Given exercise =>
Search the material for the string "color" and copy each line where it occurs.

[Records that describe figures]
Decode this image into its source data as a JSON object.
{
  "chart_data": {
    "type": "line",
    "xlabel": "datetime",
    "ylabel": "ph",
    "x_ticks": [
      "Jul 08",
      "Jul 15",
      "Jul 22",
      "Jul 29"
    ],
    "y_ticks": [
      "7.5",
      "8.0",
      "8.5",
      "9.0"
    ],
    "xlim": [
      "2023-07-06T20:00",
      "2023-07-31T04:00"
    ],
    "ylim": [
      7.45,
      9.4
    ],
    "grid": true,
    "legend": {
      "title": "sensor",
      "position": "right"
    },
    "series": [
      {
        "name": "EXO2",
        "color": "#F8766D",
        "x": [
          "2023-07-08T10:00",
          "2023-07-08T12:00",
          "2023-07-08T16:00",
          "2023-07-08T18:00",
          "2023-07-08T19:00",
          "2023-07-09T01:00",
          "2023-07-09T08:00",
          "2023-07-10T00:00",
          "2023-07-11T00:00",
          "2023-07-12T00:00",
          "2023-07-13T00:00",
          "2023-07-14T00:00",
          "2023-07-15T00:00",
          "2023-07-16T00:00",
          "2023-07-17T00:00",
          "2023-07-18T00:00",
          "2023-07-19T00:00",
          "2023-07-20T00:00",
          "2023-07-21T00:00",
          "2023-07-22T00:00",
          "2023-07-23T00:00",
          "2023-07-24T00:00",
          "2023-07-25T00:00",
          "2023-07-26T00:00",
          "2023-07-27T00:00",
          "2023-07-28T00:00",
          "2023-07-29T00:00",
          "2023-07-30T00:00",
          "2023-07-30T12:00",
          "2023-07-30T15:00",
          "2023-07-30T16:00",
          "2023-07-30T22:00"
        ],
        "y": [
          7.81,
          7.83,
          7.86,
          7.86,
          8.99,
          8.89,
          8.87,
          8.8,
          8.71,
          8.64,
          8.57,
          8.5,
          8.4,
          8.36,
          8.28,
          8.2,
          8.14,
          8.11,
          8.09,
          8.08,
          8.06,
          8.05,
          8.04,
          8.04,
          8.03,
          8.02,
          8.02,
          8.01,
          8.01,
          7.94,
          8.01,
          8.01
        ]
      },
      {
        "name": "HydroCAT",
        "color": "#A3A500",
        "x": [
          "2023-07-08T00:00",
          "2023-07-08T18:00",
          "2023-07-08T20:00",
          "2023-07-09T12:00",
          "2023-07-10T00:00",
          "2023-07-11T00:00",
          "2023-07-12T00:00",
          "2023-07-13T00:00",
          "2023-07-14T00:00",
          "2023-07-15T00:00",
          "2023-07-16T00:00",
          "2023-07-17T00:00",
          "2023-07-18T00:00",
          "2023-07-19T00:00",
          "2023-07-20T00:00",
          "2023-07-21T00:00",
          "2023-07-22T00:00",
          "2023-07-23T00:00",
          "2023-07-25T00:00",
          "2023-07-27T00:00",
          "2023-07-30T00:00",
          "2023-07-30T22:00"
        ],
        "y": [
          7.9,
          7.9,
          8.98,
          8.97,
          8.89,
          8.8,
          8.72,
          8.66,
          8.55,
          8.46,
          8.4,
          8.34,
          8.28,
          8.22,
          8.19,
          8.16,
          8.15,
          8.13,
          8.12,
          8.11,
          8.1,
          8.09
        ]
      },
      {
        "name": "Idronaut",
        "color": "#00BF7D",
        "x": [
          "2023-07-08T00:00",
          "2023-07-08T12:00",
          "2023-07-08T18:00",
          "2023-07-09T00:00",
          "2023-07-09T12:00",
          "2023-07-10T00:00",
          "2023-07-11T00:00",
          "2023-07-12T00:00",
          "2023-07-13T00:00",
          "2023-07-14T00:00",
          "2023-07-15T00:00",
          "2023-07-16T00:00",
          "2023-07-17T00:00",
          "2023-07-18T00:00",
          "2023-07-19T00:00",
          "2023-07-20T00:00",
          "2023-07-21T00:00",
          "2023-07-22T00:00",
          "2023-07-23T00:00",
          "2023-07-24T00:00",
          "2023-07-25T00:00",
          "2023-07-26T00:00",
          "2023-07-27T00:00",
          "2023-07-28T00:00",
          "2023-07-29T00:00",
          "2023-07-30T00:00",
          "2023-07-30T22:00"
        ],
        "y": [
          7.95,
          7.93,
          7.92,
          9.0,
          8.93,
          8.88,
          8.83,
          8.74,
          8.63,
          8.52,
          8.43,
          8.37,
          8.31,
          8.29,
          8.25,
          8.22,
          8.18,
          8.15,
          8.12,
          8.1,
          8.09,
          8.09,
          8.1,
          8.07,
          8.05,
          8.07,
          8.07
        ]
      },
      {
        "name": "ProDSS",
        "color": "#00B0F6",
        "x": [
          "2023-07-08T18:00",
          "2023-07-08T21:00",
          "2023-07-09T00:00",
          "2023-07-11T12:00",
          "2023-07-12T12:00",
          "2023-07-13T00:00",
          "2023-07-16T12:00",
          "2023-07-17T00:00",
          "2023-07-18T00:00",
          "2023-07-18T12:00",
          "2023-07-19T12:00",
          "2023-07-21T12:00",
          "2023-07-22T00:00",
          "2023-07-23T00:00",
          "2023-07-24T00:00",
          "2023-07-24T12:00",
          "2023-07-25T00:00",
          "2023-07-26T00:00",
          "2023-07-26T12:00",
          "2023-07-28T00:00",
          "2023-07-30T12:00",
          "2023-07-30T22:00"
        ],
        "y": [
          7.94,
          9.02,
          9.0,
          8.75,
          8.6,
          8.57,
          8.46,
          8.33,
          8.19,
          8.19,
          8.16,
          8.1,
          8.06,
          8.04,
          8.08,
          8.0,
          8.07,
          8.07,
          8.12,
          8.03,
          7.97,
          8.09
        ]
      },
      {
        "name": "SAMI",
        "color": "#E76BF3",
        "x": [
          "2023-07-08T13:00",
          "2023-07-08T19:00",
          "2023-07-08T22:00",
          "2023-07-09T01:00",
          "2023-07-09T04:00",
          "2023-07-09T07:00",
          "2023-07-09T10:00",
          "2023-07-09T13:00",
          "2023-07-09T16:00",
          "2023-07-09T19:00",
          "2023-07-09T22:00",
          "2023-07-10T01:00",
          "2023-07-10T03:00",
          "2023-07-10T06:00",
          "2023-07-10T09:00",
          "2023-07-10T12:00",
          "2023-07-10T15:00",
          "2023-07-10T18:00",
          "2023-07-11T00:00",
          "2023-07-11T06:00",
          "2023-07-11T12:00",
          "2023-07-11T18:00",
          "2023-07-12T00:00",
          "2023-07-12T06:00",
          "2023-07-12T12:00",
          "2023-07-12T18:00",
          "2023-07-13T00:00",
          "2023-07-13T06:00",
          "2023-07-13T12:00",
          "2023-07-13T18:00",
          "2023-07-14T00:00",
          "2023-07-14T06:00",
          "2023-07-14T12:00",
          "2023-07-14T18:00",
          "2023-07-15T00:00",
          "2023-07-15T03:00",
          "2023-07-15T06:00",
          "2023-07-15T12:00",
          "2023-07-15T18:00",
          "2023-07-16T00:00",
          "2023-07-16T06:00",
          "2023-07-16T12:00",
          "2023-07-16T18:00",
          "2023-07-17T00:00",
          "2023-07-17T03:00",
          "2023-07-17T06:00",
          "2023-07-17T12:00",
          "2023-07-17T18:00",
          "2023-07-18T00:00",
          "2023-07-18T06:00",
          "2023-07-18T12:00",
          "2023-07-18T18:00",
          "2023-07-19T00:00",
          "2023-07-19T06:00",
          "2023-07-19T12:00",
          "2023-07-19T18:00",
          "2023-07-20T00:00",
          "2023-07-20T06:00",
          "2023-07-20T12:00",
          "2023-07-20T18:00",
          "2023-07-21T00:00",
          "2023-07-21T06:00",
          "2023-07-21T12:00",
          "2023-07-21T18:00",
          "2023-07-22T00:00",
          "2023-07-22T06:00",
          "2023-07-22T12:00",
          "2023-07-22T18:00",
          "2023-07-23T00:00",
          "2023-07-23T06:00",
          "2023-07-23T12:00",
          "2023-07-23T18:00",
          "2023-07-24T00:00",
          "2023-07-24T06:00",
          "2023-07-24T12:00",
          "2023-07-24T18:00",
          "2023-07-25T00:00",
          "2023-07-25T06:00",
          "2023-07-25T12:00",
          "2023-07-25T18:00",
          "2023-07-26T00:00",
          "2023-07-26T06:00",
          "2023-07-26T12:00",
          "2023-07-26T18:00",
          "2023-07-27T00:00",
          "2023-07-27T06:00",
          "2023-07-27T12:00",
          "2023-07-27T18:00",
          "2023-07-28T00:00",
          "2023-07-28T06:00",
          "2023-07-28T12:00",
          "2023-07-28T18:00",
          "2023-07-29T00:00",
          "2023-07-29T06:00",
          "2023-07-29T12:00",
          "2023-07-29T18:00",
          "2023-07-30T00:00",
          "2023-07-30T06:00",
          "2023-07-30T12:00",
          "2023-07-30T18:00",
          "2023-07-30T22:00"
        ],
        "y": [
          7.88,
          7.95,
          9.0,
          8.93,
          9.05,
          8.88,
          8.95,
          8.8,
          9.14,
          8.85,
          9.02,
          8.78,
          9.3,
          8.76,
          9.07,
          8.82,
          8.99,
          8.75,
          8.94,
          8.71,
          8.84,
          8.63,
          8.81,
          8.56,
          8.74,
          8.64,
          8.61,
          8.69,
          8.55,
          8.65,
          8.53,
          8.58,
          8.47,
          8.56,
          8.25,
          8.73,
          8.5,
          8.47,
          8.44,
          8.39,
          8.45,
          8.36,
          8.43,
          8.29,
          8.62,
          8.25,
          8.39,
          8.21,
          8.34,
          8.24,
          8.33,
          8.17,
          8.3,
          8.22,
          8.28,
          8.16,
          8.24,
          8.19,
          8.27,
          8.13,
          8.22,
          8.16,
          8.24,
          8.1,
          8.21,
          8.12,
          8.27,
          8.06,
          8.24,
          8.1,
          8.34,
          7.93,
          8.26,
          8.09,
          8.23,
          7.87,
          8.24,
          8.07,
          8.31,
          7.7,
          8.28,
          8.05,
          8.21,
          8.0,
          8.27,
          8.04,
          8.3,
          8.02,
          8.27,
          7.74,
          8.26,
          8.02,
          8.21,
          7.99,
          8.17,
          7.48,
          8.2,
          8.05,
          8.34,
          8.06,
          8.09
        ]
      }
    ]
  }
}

The response =>
        "color": "#F8766D",
        "color": "#A3A500",
        "color": "#00BF7D",
        "color": "#00B0F6",
        "color": "#E76BF3",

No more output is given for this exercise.